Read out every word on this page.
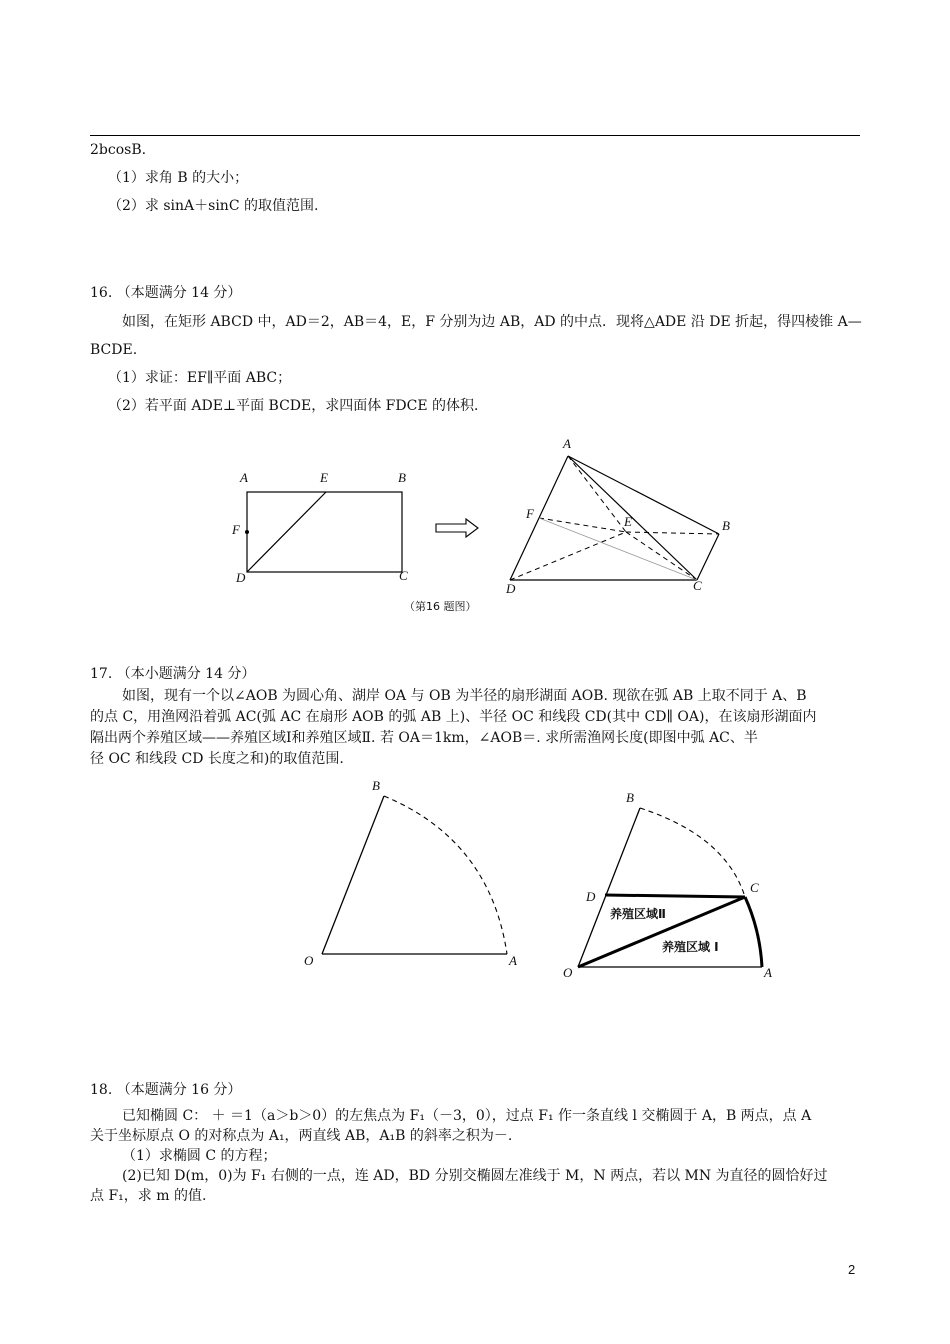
2bcosB.
（1）求角 B 的大小；
（2）求 sinA＋sinC 的取值范围.
16. （本题满分 14 分）
如图，在矩形 ABCD 中，AD＝2，AB＝4，E，F 分别为边 AB，AD 的中点．现将△ADE 沿 DE 折起，得四棱锥 A—
BCDE.
（1）求证：EF∥平面 ABC；
（2）若平面 ADE⊥平面 BCDE，求四面体 FDCE 的体积．
A	E	B
F
D	C
A
F
E	B
D	C
（第16 题图）
17. （本小题满分 14 分）
如图，现有一个以∠AOB 为圆心角、湖岸 OA 与 OB 为半径的扇形湖面 AOB. 现欲在弧 AB 上取不同于 A、B
的点 C，用渔网沿着弧 AC(弧 AC 在扇形 AOB 的弧 AB 上)、半径 OC 和线段 CD(其中 CD∥ OA)，在该扇形湖面内
隔出两个养殖区域——养殖区域Ⅰ和养殖区域Ⅱ. 若 OA＝1km，∠AOB＝. 求所需渔网长度(即图中弧 AC、半
径 OC 和线段 CD 长度之和)的取值范围.
B
O	A
B
D
C
O	A
养殖区域Ⅱ
养殖区域 I
18. （本题满分 16 分）
已知椭圆 C： ＋ ＝1（a＞b＞0）的左焦点为 F₁（－3，0），过点 F₁ 作一条直线 l 交椭圆于 A，B 两点，点 A
关于坐标原点 O 的对称点为 A₁，两直线 AB，A₁B 的斜率之积为－.
（1）求椭圆 C 的方程；
(2)已知 D(m，0)为 F₁ 右侧的一点，连 AD，BD 分别交椭圆左准线于 M，N 两点，若以 MN 为直径的圆恰好过
点 F₁，求 m 的值.
2
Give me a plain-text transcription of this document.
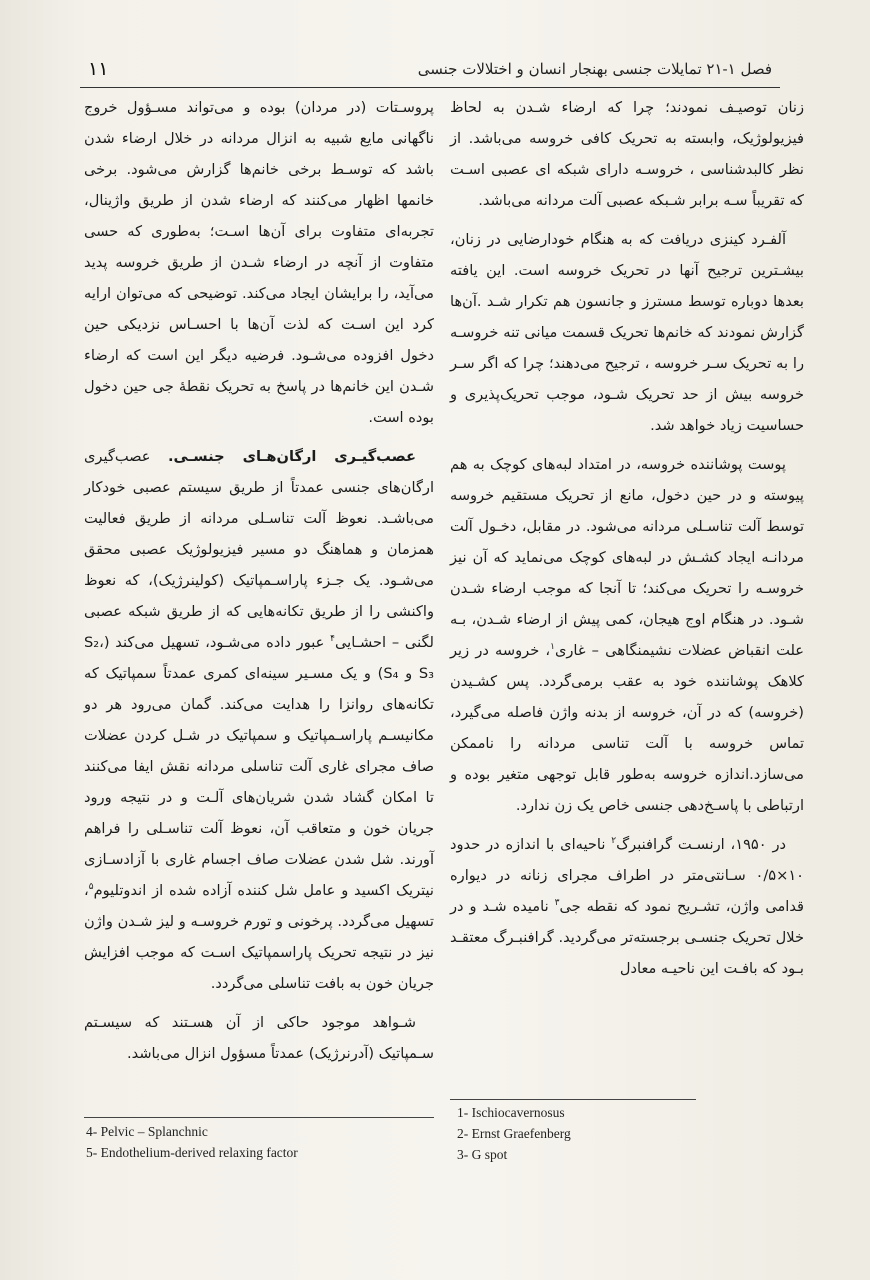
۱۱	فصل ۱-۲۱ تمایلات جنسی بهنجار انسان و اختلالات جنسی

زنان توصیـف نمودند؛ چرا که ارضاء شـدن به لحاظ فیزیولوژیک، وابسته به تحریک کافی خروسه می‌باشد. از نظر کالبدشناسی ، خروسـه دارای شبکه ای عصبی اسـت که تقریباً سـه برابر شـبکه عصبی آلت مردانه می‌باشد.

آلفـرد کینزی دریافت که به هنگام خودارضایی در زنان، بیشـترین ترجیح آنها در تحریک خروسه است. این یافته بعدها دوباره توسط مسترز و جانسون هم تکرار شـد .آن‌ها گزارش نمودند که خانم‌ها تحریک قسمت میانی تنه خروسـه را به تحریک سـر خروسه ، ترجیح می‌دهند؛ چرا که اگر سـر خروسه بیش از حد تحریک شـود، موجب تحریک‌پذیری و حساسیت زیاد خواهد شد.

پوست پوشاننده خروسه، در امتداد لبه‌های کوچک به هم پیوسته و در حین دخول، مانع از تحریک مستقیم خروسه توسط آلت تناسـلی مردانه می‌شود. در مقابل، دخـول آلت مردانـه ایجاد کشـش در لبه‌های کوچک می‌نماید که آن نیز خروسـه را تحریک می‌کند؛ تا آنجا که موجب ارضاء شـدن شـود. در هنگام اوج هیجان، کمی پیش از ارضاء شـدن، بـه علت انقباض عضلات نشیمنگاهی – غاری$^۱$، خروسه در زیر کلاهک پوشاننده خود به عقب برمی‌گردد. پس کشـیدن (خروسه) که در آن، خروسه از بدنه واژن فاصله می‌گیرد، تماس خروسه با آلت تناسی مردانه را ناممکن می‌سازد.اندازه خروسه به‌طور قابل توجهی متغیر بوده و ارتباطی با پاسـخ‌دهی جنسی خاص یک زن ندارد.

در ۱۹۵۰، ارنسـت گرافنبرگ$^۲$ ناحیه‌ای با اندازه در حدود ۱۰×۰/۵ سـانتی‌متر در اطراف مجرای زنانه در دیواره قدامی واژن، تشـریح نمود که نقطه جی$^۳$ نامیده شـد و در خلال تحریک جنسـی برجسته‌تر می‌گردید. گرافنبـرگ معتقـد بـود که بافـت این ناحیـه معادل

پروسـتات (در مردان) بوده و می‌تواند مسـؤول خروج ناگهانی مایع شبیه به انزال مردانه در خلال ارضاء شدن باشد که توسـط برخی خانم‌ها گزارش می‌شود. برخی خانمها اظهار می‌کنند که ارضاء شدن از طریق واژینال، تجربه‌ای متفاوت برای آن‌ها اسـت؛ به‌طوری که حسی متفاوت از آنچه در ارضاء شـدن از طریق خروسه پدید می‌آید، را برایشان ایجاد می‌کند. توضیحی که می‌توان ارایه کرد این اسـت که لذت آن‌ها با احسـاس نزدیکی حین دخول افزوده می‌شـود. فرضیه دیگر این است که ارضاء شـدن این خانم‌ها در پاسخ به تحریک نقطهٔ جی حین دخول بوده است.

عصب‌گیـری ارگان‌هـای جنسـی. عصب‌گیری ارگان‌های جنسی عمدتاً از طریق سیستم عصبی خودکار می‌باشـد. نعوظ آلت تناسـلی مردانه از طریق فعالیت همزمان و هماهنگ دو مسیر فیزیولوژیک عصبی محقق می‌شـود. یک جـزء پاراسـمپاتیک (کولینرژیک)، که نعوظ واکنشی را از طریق تکانه‌هایی که از طریق شبکه عصبی لگنی – احشـایی$^۴$ عبور داده می‌شـود، تسهیل می‌کند (S₂، S₃ و S₄) و یک مسـیر سینه‌ای کمری عمدتاً سمپاتیک که تکانه‌های روانزا را هدایت می‌کند. گمان می‌رود هر دو مکانیسـم پاراسـمپاتیک و سمپاتیک در شـل کردن عضلات صاف مجرای غاری آلت تناسلی مردانه نقش ایفا می‌کنند تا امکان گشاد شدن شریان‌های آلـت و در نتیجه ورود جریان خون و متعاقب آن، نعوظ آلت تناسـلی را فراهم آورند. شل شدن عضلات صاف اجسام غاری با آزادسـازی نیتریک اکسید و عامل شل کننده آزاده شده از اندوتلیوم$^۵$، تسهیل می‌گردد. پرخونی و تورم خروسـه و لیز شـدن واژن نیز در نتیجه تحریک پاراسمپاتیک اسـت که موجب افزایش جریان خون به بافت تناسلی می‌گردد.

شـواهد موجود حاکی از آن هسـتند که سیسـتم سـمپاتیک (آدرنرژیک) عمدتاً مسؤول انزال می‌باشد.

1- Ischiocavernosus
2- Ernst Graefenberg
3- G spot
4- Pelvic – Splanchnic
5- Endothelium-derived relaxing factor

---

• EXERCISE INSTRUCTIONS: Only the number is needed: state how many lines in the listing contain "خانم".

• REPLY: 2